Figure dataset records
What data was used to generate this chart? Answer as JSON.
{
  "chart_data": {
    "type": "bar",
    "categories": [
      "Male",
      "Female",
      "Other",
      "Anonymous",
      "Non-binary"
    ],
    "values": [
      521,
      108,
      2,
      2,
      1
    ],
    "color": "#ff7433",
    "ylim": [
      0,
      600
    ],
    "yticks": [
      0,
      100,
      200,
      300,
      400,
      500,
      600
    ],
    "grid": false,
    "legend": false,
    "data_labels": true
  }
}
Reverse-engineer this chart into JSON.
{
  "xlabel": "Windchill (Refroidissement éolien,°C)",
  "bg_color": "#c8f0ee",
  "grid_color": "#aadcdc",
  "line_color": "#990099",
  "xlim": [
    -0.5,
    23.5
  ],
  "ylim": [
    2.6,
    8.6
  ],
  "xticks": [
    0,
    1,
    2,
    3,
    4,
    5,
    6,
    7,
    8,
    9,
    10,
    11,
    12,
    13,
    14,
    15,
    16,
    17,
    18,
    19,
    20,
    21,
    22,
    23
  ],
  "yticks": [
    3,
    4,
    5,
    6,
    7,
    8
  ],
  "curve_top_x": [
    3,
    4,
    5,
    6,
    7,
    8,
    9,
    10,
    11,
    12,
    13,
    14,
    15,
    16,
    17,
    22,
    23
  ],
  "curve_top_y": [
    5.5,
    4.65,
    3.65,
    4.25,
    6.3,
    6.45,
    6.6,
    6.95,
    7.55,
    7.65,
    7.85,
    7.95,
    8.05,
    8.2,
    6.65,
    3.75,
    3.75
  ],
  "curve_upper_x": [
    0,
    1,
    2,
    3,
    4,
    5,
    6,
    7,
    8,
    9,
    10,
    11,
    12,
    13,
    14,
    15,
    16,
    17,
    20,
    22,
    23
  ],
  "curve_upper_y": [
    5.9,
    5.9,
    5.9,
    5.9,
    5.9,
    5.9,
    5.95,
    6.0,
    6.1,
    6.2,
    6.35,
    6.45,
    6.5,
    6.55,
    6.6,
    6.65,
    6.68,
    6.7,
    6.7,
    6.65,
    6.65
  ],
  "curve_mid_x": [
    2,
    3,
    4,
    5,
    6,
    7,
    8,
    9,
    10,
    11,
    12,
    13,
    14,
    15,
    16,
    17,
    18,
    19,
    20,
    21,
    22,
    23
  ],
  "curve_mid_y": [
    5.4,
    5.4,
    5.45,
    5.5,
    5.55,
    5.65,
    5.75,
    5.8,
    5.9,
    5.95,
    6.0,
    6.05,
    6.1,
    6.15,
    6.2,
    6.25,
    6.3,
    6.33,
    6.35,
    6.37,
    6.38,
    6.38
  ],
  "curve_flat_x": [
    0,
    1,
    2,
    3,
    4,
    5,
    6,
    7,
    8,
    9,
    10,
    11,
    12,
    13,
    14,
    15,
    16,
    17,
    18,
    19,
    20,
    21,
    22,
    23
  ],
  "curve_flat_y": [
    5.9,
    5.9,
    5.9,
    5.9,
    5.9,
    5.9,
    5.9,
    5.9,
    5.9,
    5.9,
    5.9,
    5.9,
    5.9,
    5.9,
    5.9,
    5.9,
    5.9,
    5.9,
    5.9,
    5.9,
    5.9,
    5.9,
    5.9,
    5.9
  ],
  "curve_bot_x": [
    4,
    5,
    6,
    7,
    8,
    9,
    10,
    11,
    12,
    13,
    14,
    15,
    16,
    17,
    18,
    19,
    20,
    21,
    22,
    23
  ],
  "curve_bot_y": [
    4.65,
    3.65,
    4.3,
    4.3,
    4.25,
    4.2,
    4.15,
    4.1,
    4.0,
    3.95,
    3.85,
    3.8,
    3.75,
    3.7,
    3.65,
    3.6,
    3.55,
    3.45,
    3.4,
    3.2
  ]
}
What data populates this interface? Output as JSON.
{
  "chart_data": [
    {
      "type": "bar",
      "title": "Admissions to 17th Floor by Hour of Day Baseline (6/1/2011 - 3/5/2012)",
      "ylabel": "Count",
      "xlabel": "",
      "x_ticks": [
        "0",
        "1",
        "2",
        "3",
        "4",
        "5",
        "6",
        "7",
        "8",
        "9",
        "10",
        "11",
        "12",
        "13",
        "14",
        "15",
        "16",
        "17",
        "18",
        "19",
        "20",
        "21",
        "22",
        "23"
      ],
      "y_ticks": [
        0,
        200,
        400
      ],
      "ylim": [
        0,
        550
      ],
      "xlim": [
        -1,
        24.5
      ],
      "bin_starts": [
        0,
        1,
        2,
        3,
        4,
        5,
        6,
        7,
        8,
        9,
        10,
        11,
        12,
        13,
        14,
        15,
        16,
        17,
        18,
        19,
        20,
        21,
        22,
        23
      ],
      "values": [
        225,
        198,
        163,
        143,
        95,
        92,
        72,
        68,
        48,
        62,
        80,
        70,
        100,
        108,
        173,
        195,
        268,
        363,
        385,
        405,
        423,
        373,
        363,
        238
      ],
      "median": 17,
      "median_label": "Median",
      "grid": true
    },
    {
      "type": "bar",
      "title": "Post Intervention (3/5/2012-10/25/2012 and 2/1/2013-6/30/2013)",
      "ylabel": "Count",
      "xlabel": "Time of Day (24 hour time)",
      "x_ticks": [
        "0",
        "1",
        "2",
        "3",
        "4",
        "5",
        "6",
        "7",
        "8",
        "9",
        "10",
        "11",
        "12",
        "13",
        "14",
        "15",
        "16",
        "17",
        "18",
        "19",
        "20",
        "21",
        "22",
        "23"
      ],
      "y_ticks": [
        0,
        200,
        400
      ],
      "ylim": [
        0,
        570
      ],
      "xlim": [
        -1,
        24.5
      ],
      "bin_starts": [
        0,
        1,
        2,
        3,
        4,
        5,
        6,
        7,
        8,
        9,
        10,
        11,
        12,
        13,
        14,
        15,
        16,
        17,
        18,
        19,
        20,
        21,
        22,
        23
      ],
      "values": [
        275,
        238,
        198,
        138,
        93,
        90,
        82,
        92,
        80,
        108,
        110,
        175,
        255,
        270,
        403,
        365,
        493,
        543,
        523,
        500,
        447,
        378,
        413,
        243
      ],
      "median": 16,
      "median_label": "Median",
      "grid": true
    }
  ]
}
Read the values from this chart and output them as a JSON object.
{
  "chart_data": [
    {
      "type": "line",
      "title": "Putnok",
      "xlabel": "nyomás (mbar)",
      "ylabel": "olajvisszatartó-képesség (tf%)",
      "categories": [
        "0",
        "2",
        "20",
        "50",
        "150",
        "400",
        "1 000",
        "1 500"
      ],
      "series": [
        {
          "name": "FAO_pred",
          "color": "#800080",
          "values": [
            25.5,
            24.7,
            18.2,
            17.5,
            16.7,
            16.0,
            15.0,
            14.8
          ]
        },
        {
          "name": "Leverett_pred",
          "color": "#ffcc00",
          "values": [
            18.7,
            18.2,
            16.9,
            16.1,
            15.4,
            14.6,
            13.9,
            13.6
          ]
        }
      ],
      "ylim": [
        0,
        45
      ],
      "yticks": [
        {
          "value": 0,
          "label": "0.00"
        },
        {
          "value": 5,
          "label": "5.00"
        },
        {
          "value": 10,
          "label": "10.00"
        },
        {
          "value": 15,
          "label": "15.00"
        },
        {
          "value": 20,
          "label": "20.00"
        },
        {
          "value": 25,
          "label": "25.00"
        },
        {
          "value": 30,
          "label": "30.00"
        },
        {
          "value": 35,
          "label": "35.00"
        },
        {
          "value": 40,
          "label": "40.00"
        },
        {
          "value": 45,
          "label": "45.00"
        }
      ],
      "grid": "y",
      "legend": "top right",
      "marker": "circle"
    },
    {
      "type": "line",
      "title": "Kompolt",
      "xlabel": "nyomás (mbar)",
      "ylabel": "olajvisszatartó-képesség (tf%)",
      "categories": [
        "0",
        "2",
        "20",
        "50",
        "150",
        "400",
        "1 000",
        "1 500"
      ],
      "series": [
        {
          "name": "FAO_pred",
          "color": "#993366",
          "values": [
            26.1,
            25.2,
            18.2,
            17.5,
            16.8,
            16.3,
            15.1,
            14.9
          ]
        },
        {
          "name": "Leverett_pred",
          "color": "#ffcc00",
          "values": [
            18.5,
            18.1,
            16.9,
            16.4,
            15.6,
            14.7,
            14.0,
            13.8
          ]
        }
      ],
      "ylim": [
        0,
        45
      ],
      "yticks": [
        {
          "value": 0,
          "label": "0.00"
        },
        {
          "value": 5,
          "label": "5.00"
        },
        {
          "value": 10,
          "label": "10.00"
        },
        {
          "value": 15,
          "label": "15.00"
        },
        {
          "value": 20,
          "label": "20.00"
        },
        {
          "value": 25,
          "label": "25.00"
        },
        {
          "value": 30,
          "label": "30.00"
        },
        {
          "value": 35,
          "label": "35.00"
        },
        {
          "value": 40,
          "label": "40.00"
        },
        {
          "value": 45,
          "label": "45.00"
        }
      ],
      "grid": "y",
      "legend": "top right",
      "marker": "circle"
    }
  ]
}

→ **Task goal**: Every line that holds the word "this" should be extracted.

→ **Exercise response**:
What data was used to generate this chart? Answer as JSON.
Reverse-engineer this chart into JSON.
What data populates this interface? Output as JSON.
Read the values from this chart and output them as a JSON object.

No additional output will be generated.